- [Work to complete]:
Write out each line that follows exactly as it stands, without the pictures.

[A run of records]
┏━━

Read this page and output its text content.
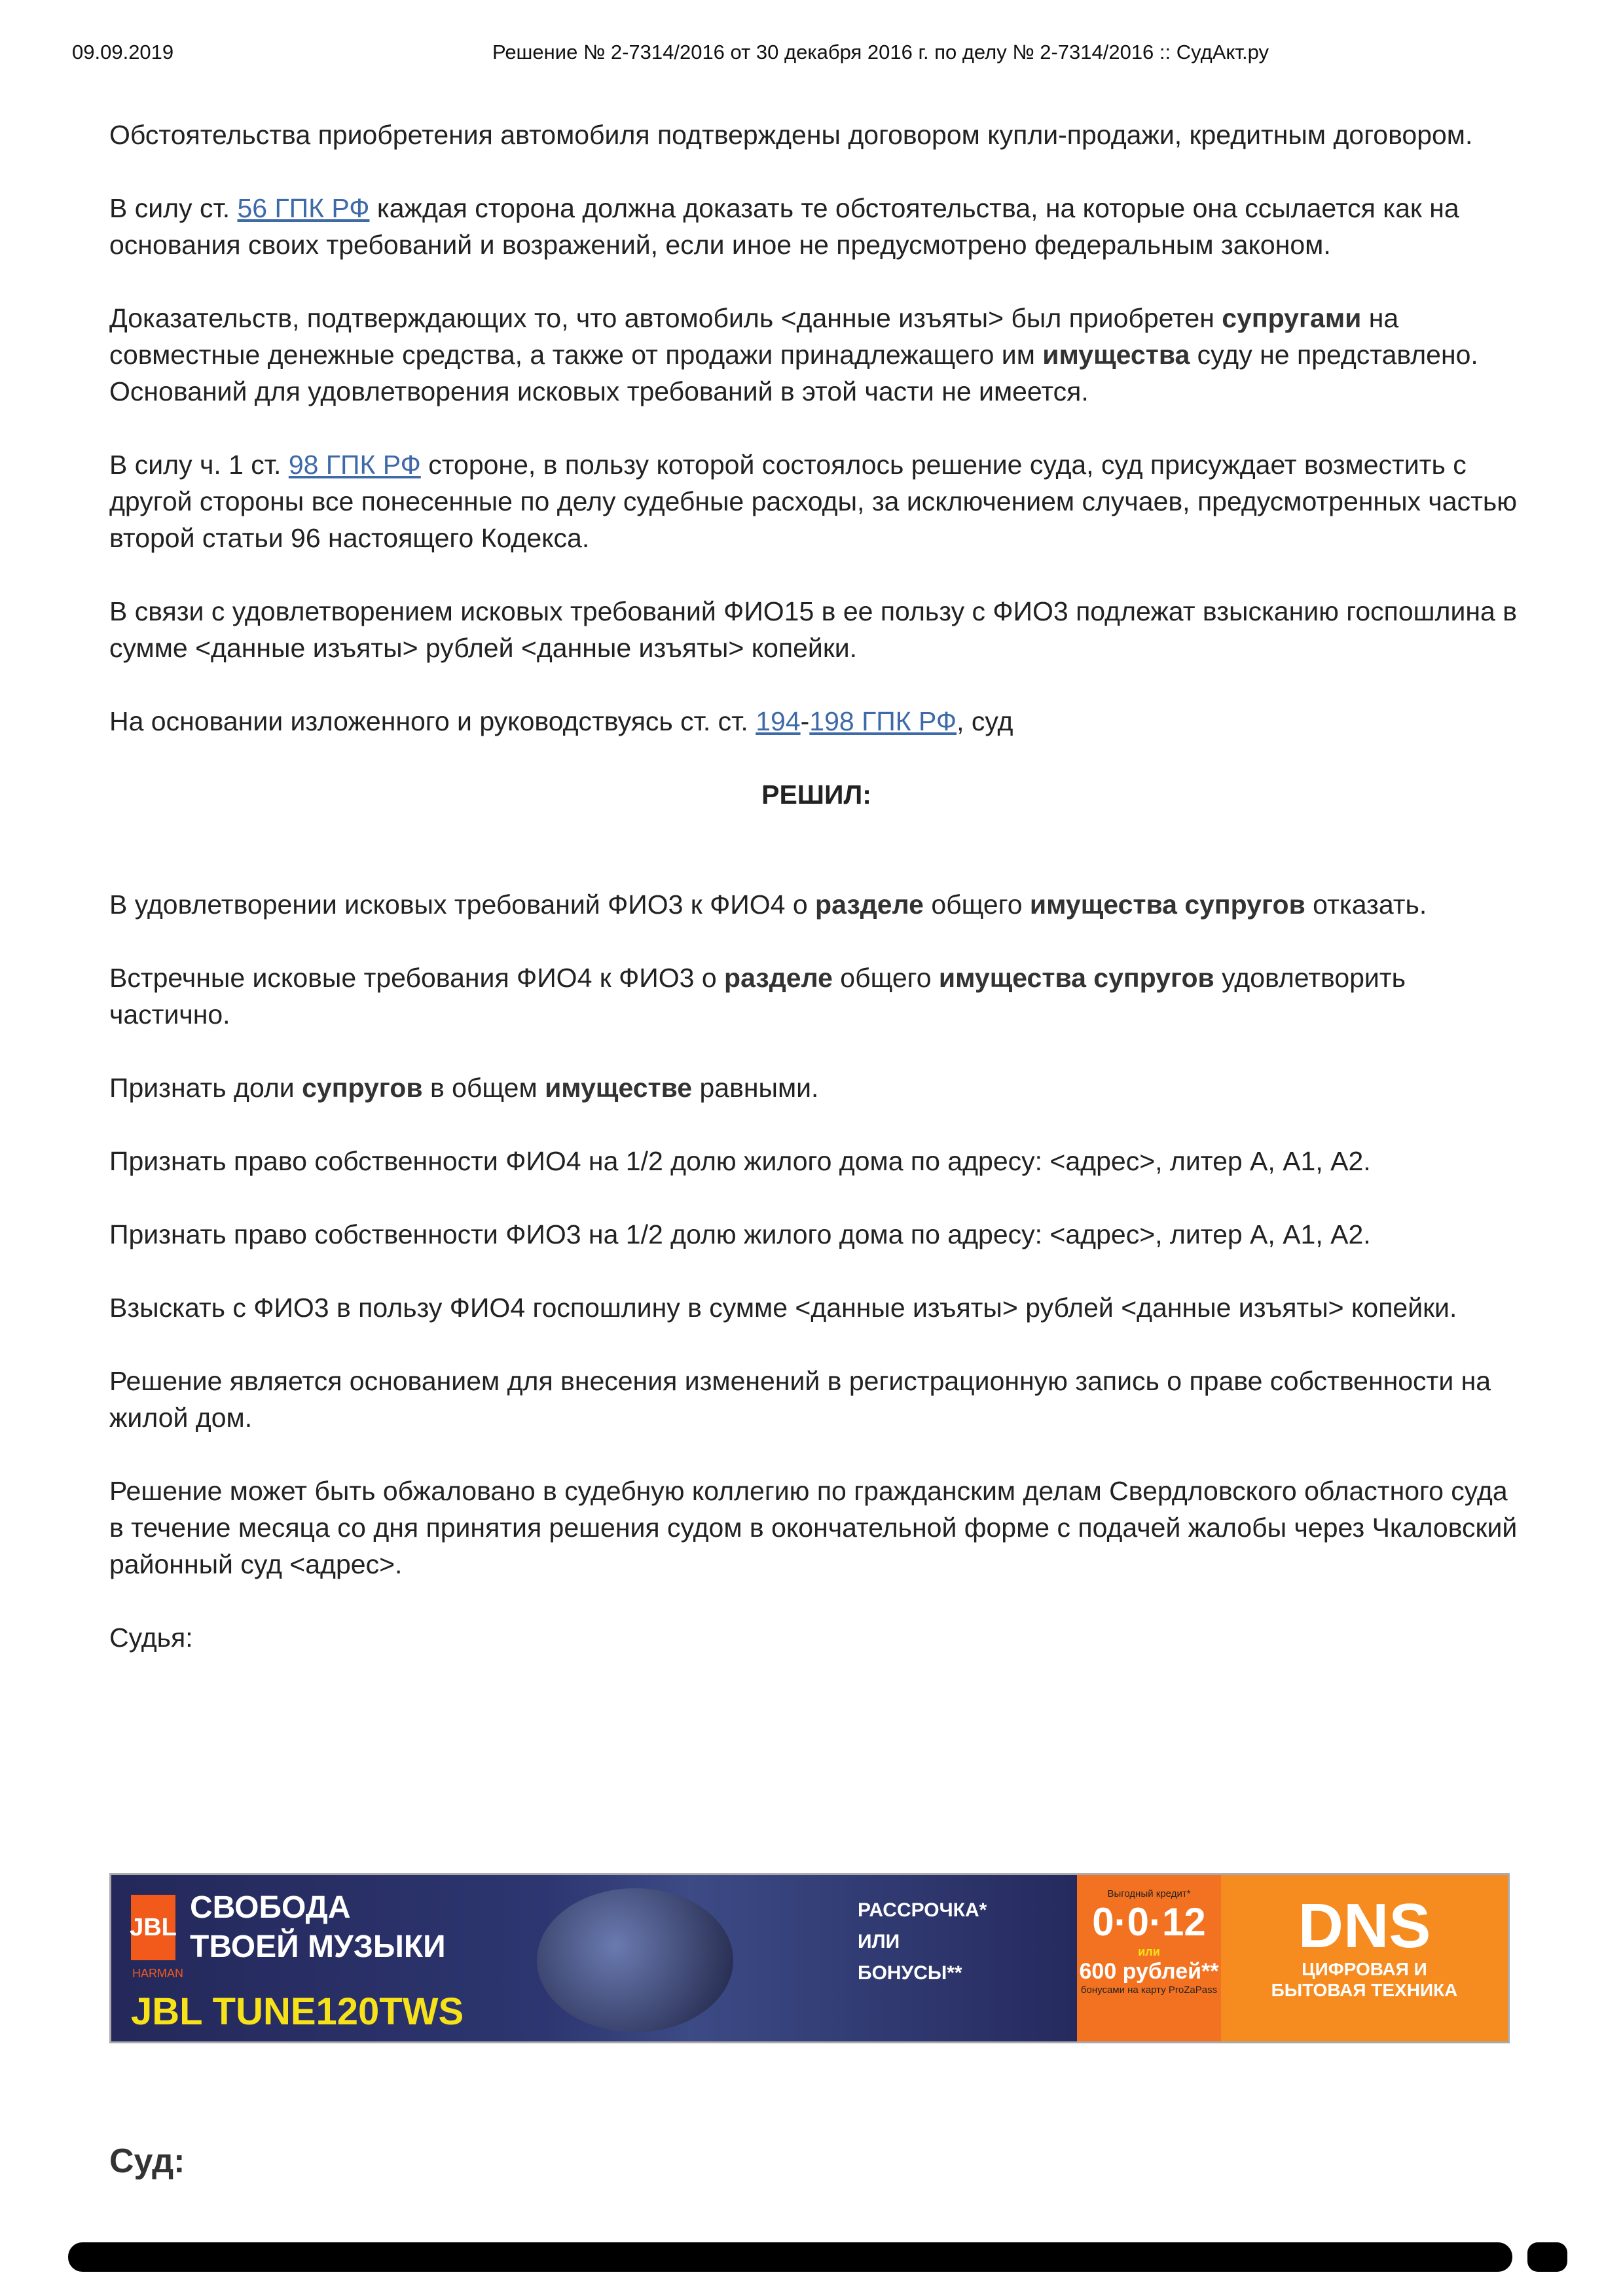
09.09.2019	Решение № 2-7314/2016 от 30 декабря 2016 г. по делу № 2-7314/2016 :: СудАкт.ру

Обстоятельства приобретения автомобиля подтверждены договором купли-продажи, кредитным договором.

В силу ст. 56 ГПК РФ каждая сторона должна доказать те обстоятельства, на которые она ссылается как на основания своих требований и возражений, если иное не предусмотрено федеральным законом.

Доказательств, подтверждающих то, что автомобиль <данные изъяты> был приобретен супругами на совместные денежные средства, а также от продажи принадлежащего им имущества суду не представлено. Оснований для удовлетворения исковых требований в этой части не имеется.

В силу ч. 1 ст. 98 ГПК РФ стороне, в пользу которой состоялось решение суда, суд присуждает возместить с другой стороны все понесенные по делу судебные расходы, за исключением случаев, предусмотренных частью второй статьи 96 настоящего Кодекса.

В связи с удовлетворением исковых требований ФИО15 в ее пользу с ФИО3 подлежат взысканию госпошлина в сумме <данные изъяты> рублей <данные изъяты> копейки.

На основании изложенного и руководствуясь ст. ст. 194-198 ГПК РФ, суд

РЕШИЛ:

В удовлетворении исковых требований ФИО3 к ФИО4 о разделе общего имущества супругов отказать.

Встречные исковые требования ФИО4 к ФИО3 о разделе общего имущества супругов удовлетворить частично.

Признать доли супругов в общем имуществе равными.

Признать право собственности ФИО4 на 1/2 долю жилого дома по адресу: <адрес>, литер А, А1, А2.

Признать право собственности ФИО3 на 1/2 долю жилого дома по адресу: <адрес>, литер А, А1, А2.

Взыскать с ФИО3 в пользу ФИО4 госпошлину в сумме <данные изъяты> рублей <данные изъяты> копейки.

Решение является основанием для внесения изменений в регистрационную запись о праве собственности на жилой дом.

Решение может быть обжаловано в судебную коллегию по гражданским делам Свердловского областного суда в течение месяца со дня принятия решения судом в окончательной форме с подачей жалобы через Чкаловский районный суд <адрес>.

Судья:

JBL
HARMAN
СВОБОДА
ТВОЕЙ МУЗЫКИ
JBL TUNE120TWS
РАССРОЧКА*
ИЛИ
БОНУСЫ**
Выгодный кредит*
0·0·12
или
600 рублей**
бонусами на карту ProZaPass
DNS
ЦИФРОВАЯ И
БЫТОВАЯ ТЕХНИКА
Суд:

┗━━

- [Exercise response]:
Read this page and output its text content.
09.09.2019	Решение № 2-7314/2016 от 30 декабря 2016 г. по делу № 2-7314/2016 :: СудАкт.ру

Обстоятельства приобретения автомобиля подтверждены договором купли-продажи, кредитным договором.

В силу ст. 56 ГПК РФ каждая сторона должна доказать те обстоятельства, на которые она ссылается как на основания своих требований и возражений, если иное не предусмотрено федеральным законом.

Доказательств, подтверждающих то, что автомобиль <данные изъяты> был приобретен супругами на совместные денежные средства, а также от продажи принадлежащего им имущества суду не представлено. Оснований для удовлетворения исковых требований в этой части не имеется.

В силу ч. 1 ст. 98 ГПК РФ стороне, в пользу которой состоялось решение суда, суд присуждает возместить с другой стороны все понесенные по делу судебные расходы, за исключением случаев, предусмотренных частью второй статьи 96 настоящего Кодекса.

В связи с удовлетворением исковых требований ФИО15 в ее пользу с ФИО3 подлежат взысканию госпошлина в сумме <данные изъяты> рублей <данные изъяты> копейки.

На основании изложенного и руководствуясь ст. ст. 194-198 ГПК РФ, суд

РЕШИЛ:

В удовлетворении исковых требований ФИО3 к ФИО4 о разделе общего имущества супругов отказать.

Встречные исковые требования ФИО4 к ФИО3 о разделе общего имущества супругов удовлетворить частично.

Признать доли супругов в общем имуществе равными.

Признать право собственности ФИО4 на 1/2 долю жилого дома по адресу: <адрес>, литер А, А1, А2.

Признать право собственности ФИО3 на 1/2 долю жилого дома по адресу: <адрес>, литер А, А1, А2.

Взыскать с ФИО3 в пользу ФИО4 госпошлину в сумме <данные изъяты> рублей <данные изъяты> копейки.

Решение является основанием для внесения изменений в регистрационную запись о праве собственности на жилой дом.

Решение может быть обжаловано в судебную коллегию по гражданским делам Свердловского областного суда в течение месяца со дня принятия решения судом в окончательной форме с подачей жалобы через Чкаловский районный суд <адрес>.

Судья:

JBL
HARMAN
СВОБОДА
ТВОЕЙ МУЗЫКИ
JBL TUNE120TWS
РАССРОЧКА*
ИЛИ
БОНУСЫ**
Выгодный кредит*
0·0·12
или
600 рублей**
бонусами на карту ProZaPass
DNS
ЦИФРОВАЯ И
БЫТОВАЯ ТЕХНИКА
Суд:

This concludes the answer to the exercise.